## Stated exercise
From the line that contains "Decode this image" down to the last line of the data below, restate every line word for word, skipping any images.

** begin Dataset **

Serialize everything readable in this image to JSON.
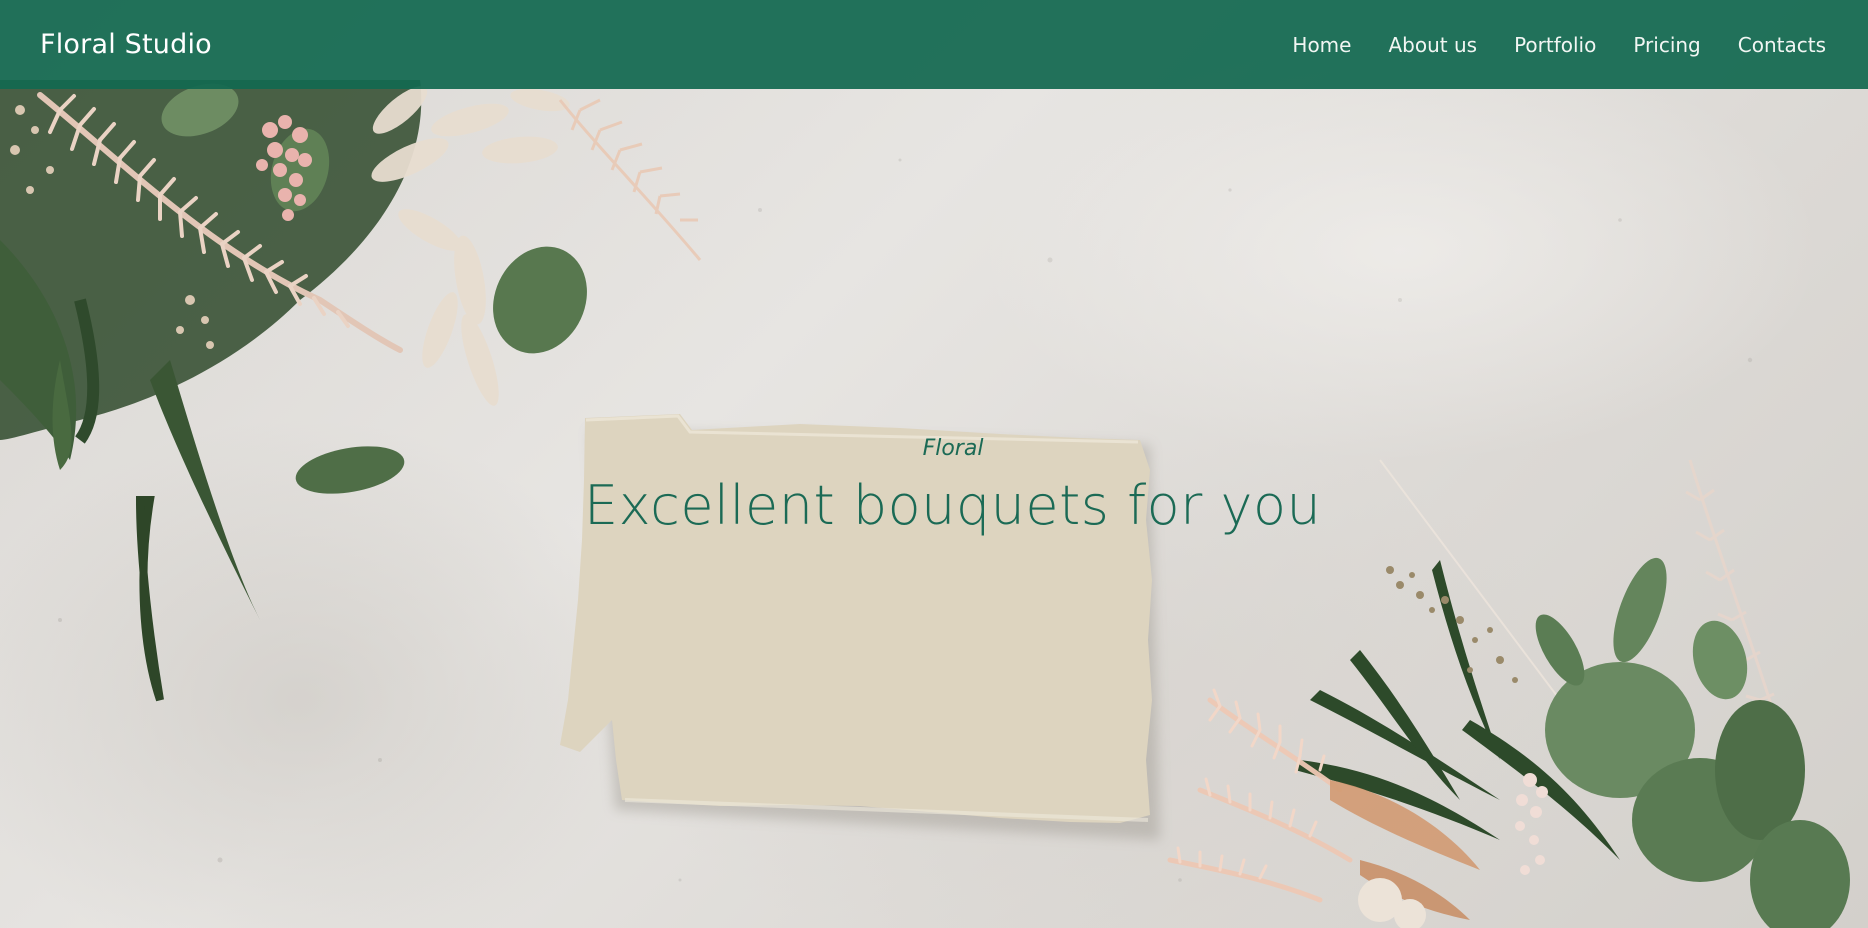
{
  "header": {
    "brand": "Floral Studio",
    "nav": [
      {
        "label": "Home"
      },
      {
        "label": "About us"
      },
      {
        "label": "Portfolio"
      },
      {
        "label": "Pricing"
      },
      {
        "label": "Contacts"
      }
    ]
  },
  "hero": {
    "eyebrow": "Floral",
    "headline": "Excellent bouquets for you",
    "background_image": "flat-lay-dried-flowers-paper-note"
  },
  "colors": {
    "header_bg": "#126850",
    "accent_text": "#1b6a55",
    "nav_text": "#f1f6f3",
    "paper": "#ddd4bf"
  }
}
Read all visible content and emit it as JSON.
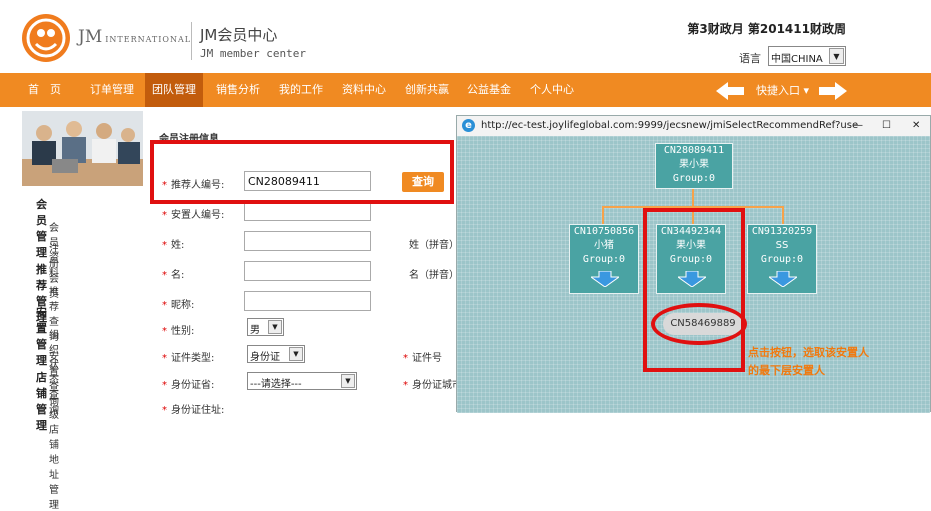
{
  "header": {
    "brand": "JM",
    "brand_suffix": "INTERNATIONAL",
    "center_title": "JM会员中心",
    "center_subtitle": "JM member center",
    "fiscal": "第3财政月 第201411财政周",
    "language_label": "语言",
    "language_value": "中国CHINA"
  },
  "nav": {
    "items": [
      "首　页",
      "订单管理",
      "团队管理",
      "销售分析",
      "我的工作",
      "资料中心",
      "创新共赢",
      "公益基金",
      "个人中心"
    ],
    "active_index": 2,
    "quick_entry": "快捷入口 ▾"
  },
  "sidebar": {
    "groups": [
      {
        "title": "会员管理",
        "items": [
          "会员资料",
          "注册会员"
        ]
      },
      {
        "title": "推荐管理",
        "items": [
          "推荐查询"
        ]
      },
      {
        "title": "安置管理",
        "items": [
          "组织状态查询",
          "安置查询"
        ]
      },
      {
        "title": "店铺管理",
        "items": [
          "一级店铺地址管理"
        ]
      }
    ]
  },
  "form": {
    "section_title": "会员注册信息",
    "referrer_label": "推荐人编号:",
    "referrer_value": "CN28089411",
    "query_button": "查询",
    "placement_label": "安置人编号:",
    "surname_label": "姓:",
    "surname_pinyin_label": "姓（拼音）",
    "name_label": "名:",
    "name_pinyin_label": "名（拼音）",
    "nickname_label": "昵称:",
    "gender_label": "性别:",
    "gender_value": "男",
    "id_type_label": "证件类型:",
    "id_type_value": "身份证",
    "id_number_label": "证件号",
    "province_label": "身份证省:",
    "province_value": "---请选择---",
    "city_label": "身份证城市",
    "address_label": "身份证住址:"
  },
  "popup": {
    "url": "http://ec-test.joylifeglobal.com:9999/jecsnew/jmiSelectRecommendRef?use",
    "tree": {
      "root": {
        "id": "CN28089411",
        "name": "果小果",
        "group": "Group:0"
      },
      "children": [
        {
          "id": "CN10750856",
          "name": "小猪",
          "group": "Group:0"
        },
        {
          "id": "CN34492344",
          "name": "果小果",
          "group": "Group:0"
        },
        {
          "id": "CN91320259",
          "name": "SS",
          "group": "Group:0"
        }
      ],
      "leaf": "CN58469889"
    },
    "annotation": [
      "点击按钮，选取该安置人",
      "的最下层安置人"
    ]
  },
  "colors": {
    "accent": "#f08a22",
    "active_tab": "#c25c0c",
    "highlight": "#e01010",
    "node": "#4aa3a3"
  }
}
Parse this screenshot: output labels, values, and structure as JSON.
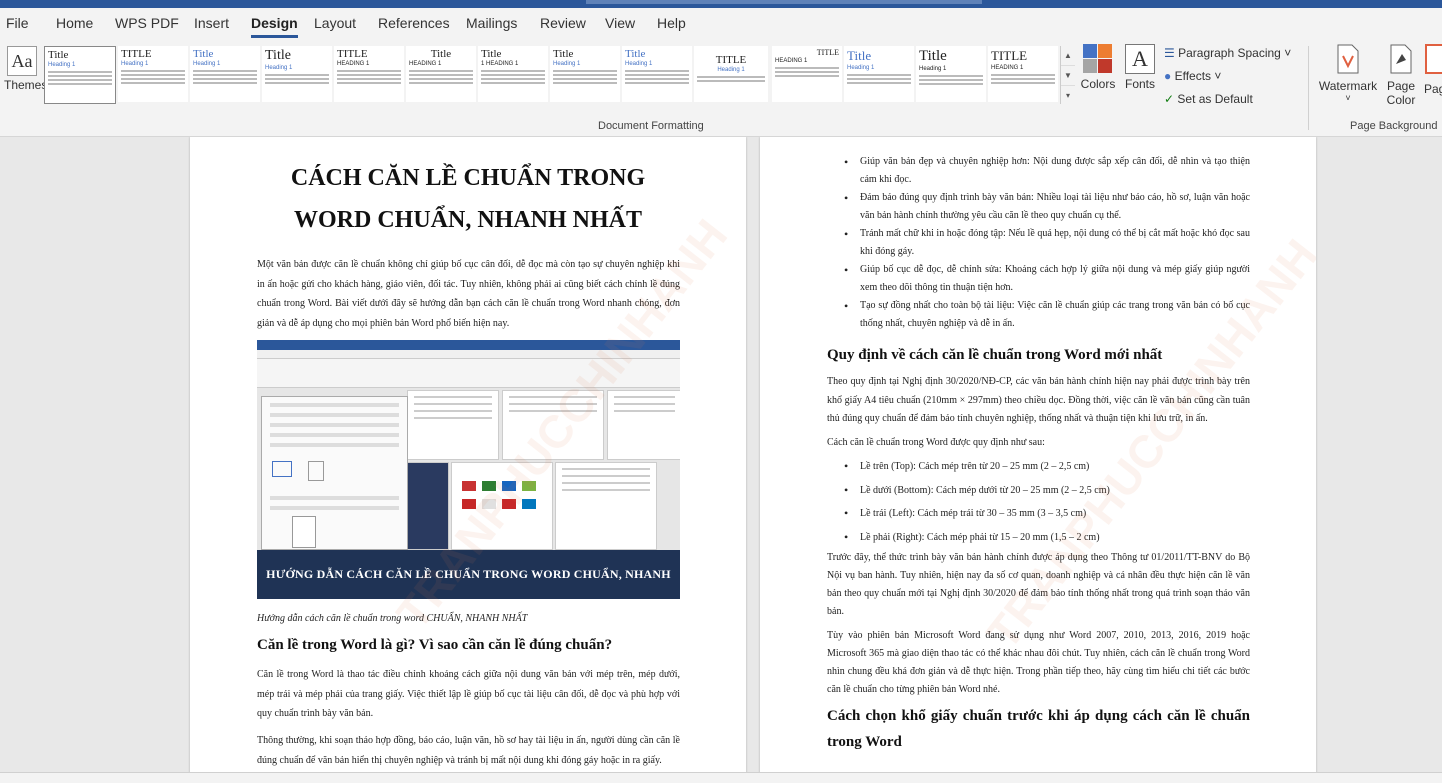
{
  "ribbon_tabs": [
    "File",
    "Home",
    "WPS PDF",
    "Insert",
    "Design",
    "Layout",
    "References",
    "Mailings",
    "Review",
    "View",
    "Help"
  ],
  "active_tab": "Design",
  "themes_label": "Themes",
  "style_gallery": [
    {
      "title": "Title",
      "heading": "Heading 1"
    },
    {
      "title": "TITLE",
      "heading": "Heading 1"
    },
    {
      "title": "Title",
      "heading": "Heading 1"
    },
    {
      "title": "Title",
      "heading": "Heading 1"
    },
    {
      "title": "TITLE",
      "heading": "HEADING 1"
    },
    {
      "title": "Title",
      "heading": "HEADING 1"
    },
    {
      "title": "Title",
      "heading": "1 HEADING 1"
    },
    {
      "title": "Title",
      "heading": "Heading 1"
    },
    {
      "title": "Title",
      "heading": "Heading 1"
    },
    {
      "title": "TITLE",
      "heading": "Heading 1"
    },
    {
      "title": "TITLE",
      "heading": "HEADING 1"
    },
    {
      "title": "Title",
      "heading": "Heading 1"
    },
    {
      "title": "Title",
      "heading": "Heading 1"
    },
    {
      "title": "TITLE",
      "heading": "HEADING 1"
    }
  ],
  "colors_label": "Colors",
  "fonts_label": "Fonts",
  "paragraph_spacing_label": "Paragraph Spacing",
  "effects_label": "Effects",
  "set_default_label": "Set as Default",
  "watermark_label": "Watermark",
  "page_color_label": "Page Color",
  "page_borders_label": "Page Bo",
  "document_formatting_label": "Document Formatting",
  "page_background_label": "Page Background",
  "page1": {
    "title_line1": "CÁCH CĂN LỀ CHUẨN TRONG",
    "title_line2": "WORD CHUẨN, NHANH NHẤT",
    "intro": "Một văn bản được căn lề chuẩn không chỉ giúp bố cục cân đối, dễ đọc mà còn tạo sự chuyên nghiệp khi in ấn hoặc gửi cho khách hàng, giáo viên, đối tác. Tuy nhiên, không phải ai cũng biết cách chỉnh lề đúng chuẩn trong Word. Bài viết dưới đây sẽ hướng dẫn bạn cách căn lề chuẩn trong Word nhanh chóng, đơn giản và dễ áp dụng cho mọi phiên bản Word phổ biến hiện nay.",
    "image_banner": "HƯỚNG DẪN CÁCH CĂN LỀ CHUẨN TRONG WORD CHUẨN, NHANH NHẤT",
    "caption": "Hướng dẫn cách căn lề chuẩn trong word CHUẨN, NHANH NHẤT",
    "heading2": "Căn lề trong Word là gì? Vì sao cần căn lề đúng chuẩn?",
    "para2": "Căn lề trong Word là thao tác điều chỉnh khoảng cách giữa nội dung văn bản với mép trên, mép dưới, mép trái và mép phải của trang giấy. Việc thiết lập lề giúp bố cục tài liệu cân đối, dễ đọc và phù hợp với quy chuẩn trình bày văn bản.",
    "para3": "Thông thường, khi soạn thảo hợp đồng, báo cáo, luận văn, hồ sơ hay tài liệu in ấn, người dùng cần căn lề đúng chuẩn để văn bản hiển thị chuyên nghiệp và tránh bị mất nội dung khi đóng gáy hoặc in ra giấy."
  },
  "page2": {
    "bullets1": [
      "Giúp văn bản đẹp và chuyên nghiệp hơn: Nội dung được sắp xếp cân đối, dễ nhìn và tạo thiện cảm khi đọc.",
      "Đảm bảo đúng quy định trình bày văn bản: Nhiều loại tài liệu như báo cáo, hồ sơ, luận văn hoặc văn bản hành chính thường yêu cầu căn lề theo quy chuẩn cụ thể.",
      "Tránh mất chữ khi in hoặc đóng tập: Nếu lề quá hẹp, nội dung có thể bị cắt mất hoặc khó đọc sau khi đóng gáy.",
      "Giúp bố cục dễ đọc, dễ chỉnh sửa: Khoảng cách hợp lý giữa nội dung và mép giấy giúp người xem theo dõi thông tin thuận tiện hơn.",
      "Tạo sự đồng nhất cho toàn bộ tài liệu: Việc căn lề chuẩn giúp các trang trong văn bản có bố cục thống nhất, chuyên nghiệp và dễ in ấn."
    ],
    "heading1": "Quy định về cách căn lề chuẩn trong Word mới nhất",
    "para1": "Theo quy định tại Nghị định 30/2020/NĐ-CP, các văn bản hành chính hiện nay phải được trình bày trên khổ giấy A4 tiêu chuẩn (210mm × 297mm) theo chiều dọc. Đồng thời, việc căn lề văn bản cũng cần tuân thủ đúng quy chuẩn để đảm bảo tính chuyên nghiệp, thống nhất và thuận tiện khi lưu trữ, in ấn.",
    "para2": "Cách căn lề chuẩn trong Word được quy định như sau:",
    "bullets2": [
      "Lề trên (Top): Cách mép trên từ 20 – 25 mm (2 – 2,5 cm)",
      "Lề dưới (Bottom): Cách mép dưới từ 20 – 25 mm (2 – 2,5 cm)",
      "Lề trái (Left): Cách mép trái từ 30 – 35 mm (3 – 3,5 cm)",
      "Lề phải (Right): Cách mép phải từ 15 – 20 mm (1,5 – 2 cm)"
    ],
    "para3": "Trước đây, thể thức trình bày văn bản hành chính được áp dụng theo Thông tư 01/2011/TT-BNV do Bộ Nội vụ ban hành. Tuy nhiên, hiện nay đa số cơ quan, doanh nghiệp và cá nhân đều thực hiện căn lề văn bản theo quy chuẩn mới tại Nghị định 30/2020 để đảm bảo tính thống nhất trong quá trình soạn thảo văn bản.",
    "para4": "Tùy vào phiên bản Microsoft Word đang sử dụng như Word 2007, 2010, 2013, 2016, 2019 hoặc Microsoft 365 mà giao diện thao tác có thể khác nhau đôi chút. Tuy nhiên, cách căn lề chuẩn trong Word nhìn chung đều khá đơn giản và dễ thực hiện. Trong phần tiếp theo, hãy cùng tìm hiểu chi tiết các bước căn lề chuẩn cho từng phiên bản Word nhé.",
    "heading2": "Cách chọn khổ giấy chuẩn trước khi áp dụng cách căn lề chuẩn trong Word"
  },
  "colors": {
    "accent": "#2b579a",
    "banner": "#1f3355",
    "link_heading": "#4472c4"
  }
}
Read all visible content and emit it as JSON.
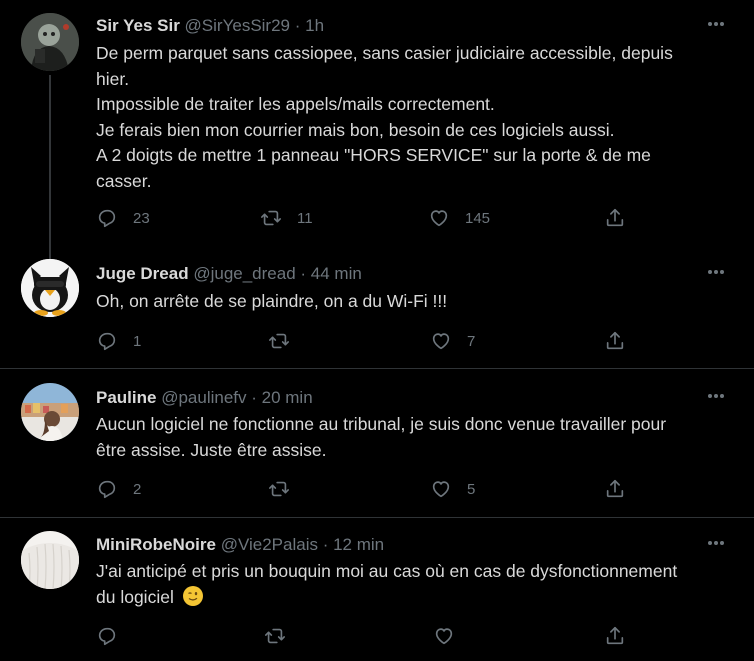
{
  "tweets": [
    {
      "name": "Sir Yes Sir",
      "handle": "@SirYesSir29",
      "time": "· 1h",
      "lines": [
        "De perm parquet sans cassiopee, sans casier judiciaire accessible, depuis",
        "hier.",
        "Impossible de traiter les appels/mails correctement.",
        "Je ferais bien mon courrier mais bon, besoin de ces logiciels aussi.",
        "A 2 doigts de mettre 1 panneau \"HORS SERVICE\" sur la porte & de me",
        "casser."
      ],
      "replies": "23",
      "retweets": "11",
      "likes": "145"
    },
    {
      "name": "Juge Dread",
      "handle": "@juge_dread",
      "time": "· 44 min",
      "lines": [
        "Oh, on arrête de se plaindre, on a du Wi-Fi !!!"
      ],
      "replies": "1",
      "retweets": "",
      "likes": "7"
    },
    {
      "name": "Pauline",
      "handle": "@paulinefv",
      "time": "· 20 min",
      "lines": [
        "Aucun logiciel ne fonctionne au tribunal, je suis donc venue travailler pour",
        "être assise. Juste être assise."
      ],
      "replies": "2",
      "retweets": "",
      "likes": "5"
    },
    {
      "name": "MiniRobeNoire",
      "handle": "@Vie2Palais",
      "time": "· 12 min",
      "lines": [
        "J'ai anticipé et pris un bouquin moi au cas où en cas de dysfonctionnement",
        "du logiciel"
      ],
      "replies": "",
      "retweets": "",
      "likes": ""
    }
  ],
  "icons": {
    "reply": "reply-icon",
    "retweet": "retweet-icon",
    "like": "heart-icon",
    "share": "share-icon",
    "more": "more-icon",
    "emoji": "winking-face-emoji"
  },
  "colors": {
    "background": "#000000",
    "text": "#d9d9d9",
    "muted": "#6e767d",
    "divider": "#2f3336",
    "thread_line": "#333639"
  }
}
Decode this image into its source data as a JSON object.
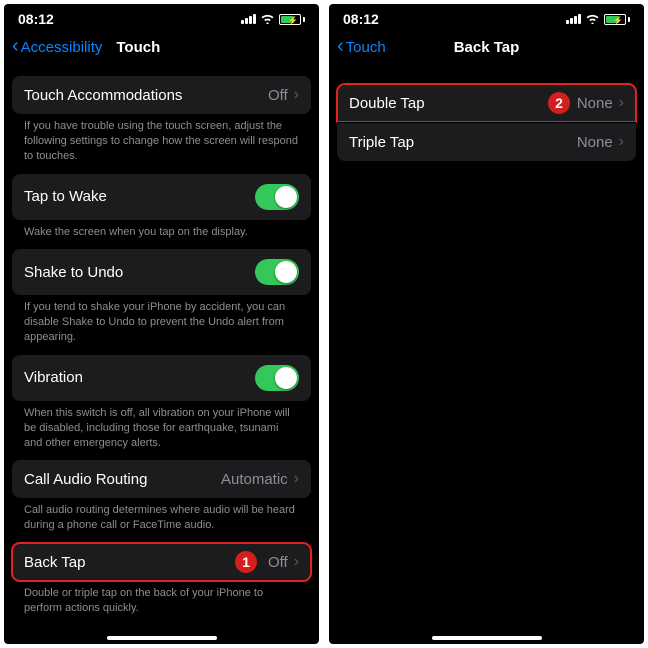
{
  "left": {
    "time": "08:12",
    "back": "Accessibility",
    "title": "Touch",
    "rows": {
      "accom": {
        "label": "Touch Accommodations",
        "value": "Off"
      },
      "accom_footer": "If you have trouble using the touch screen, adjust the following settings to change how the screen will respond to touches.",
      "tapwake": {
        "label": "Tap to Wake"
      },
      "tapwake_footer": "Wake the screen when you tap on the display.",
      "shake": {
        "label": "Shake to Undo"
      },
      "shake_footer": "If you tend to shake your iPhone by accident, you can disable Shake to Undo to prevent the Undo alert from appearing.",
      "vibration": {
        "label": "Vibration"
      },
      "vibration_footer": "When this switch is off, all vibration on your iPhone will be disabled, including those for earthquake, tsunami and other emergency alerts.",
      "audio": {
        "label": "Call Audio Routing",
        "value": "Automatic"
      },
      "audio_footer": "Call audio routing determines where audio will be heard during a phone call or FaceTime audio.",
      "backtap": {
        "label": "Back Tap",
        "value": "Off"
      },
      "backtap_footer": "Double or triple tap on the back of your iPhone to perform actions quickly."
    },
    "badge": "1"
  },
  "right": {
    "time": "08:12",
    "back": "Touch",
    "title": "Back Tap",
    "rows": {
      "double": {
        "label": "Double Tap",
        "value": "None"
      },
      "triple": {
        "label": "Triple Tap",
        "value": "None"
      }
    },
    "badge": "2"
  }
}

** end Dataset **

## Output for this exercise
Decode this image into its source data as a JSON object.
{
  "left": {
    "time": "08:12",
    "back": "Accessibility",
    "title": "Touch",
    "rows": {
      "accom": {
        "label": "Touch Accommodations",
        "value": "Off"
      },
      "accom_footer": "If you have trouble using the touch screen, adjust the following settings to change how the screen will respond to touches.",
      "tapwake": {
        "label": "Tap to Wake"
      },
      "tapwake_footer": "Wake the screen when you tap on the display.",
      "shake": {
        "label": "Shake to Undo"
      },
      "shake_footer": "If you tend to shake your iPhone by accident, you can disable Shake to Undo to prevent the Undo alert from appearing.",
      "vibration": {
        "label": "Vibration"
      },
      "vibration_footer": "When this switch is off, all vibration on your iPhone will be disabled, including those for earthquake, tsunami and other emergency alerts.",
      "audio": {
        "label": "Call Audio Routing",
        "value": "Automatic"
      },
      "audio_footer": "Call audio routing determines where audio will be heard during a phone call or FaceTime audio.",
      "backtap": {
        "label": "Back Tap",
        "value": "Off"
      },
      "backtap_footer": "Double or triple tap on the back of your iPhone to perform actions quickly."
    },
    "badge": "1"
  },
  "right": {
    "time": "08:12",
    "back": "Touch",
    "title": "Back Tap",
    "rows": {
      "double": {
        "label": "Double Tap",
        "value": "None"
      },
      "triple": {
        "label": "Triple Tap",
        "value": "None"
      }
    },
    "badge": "2"
  }
}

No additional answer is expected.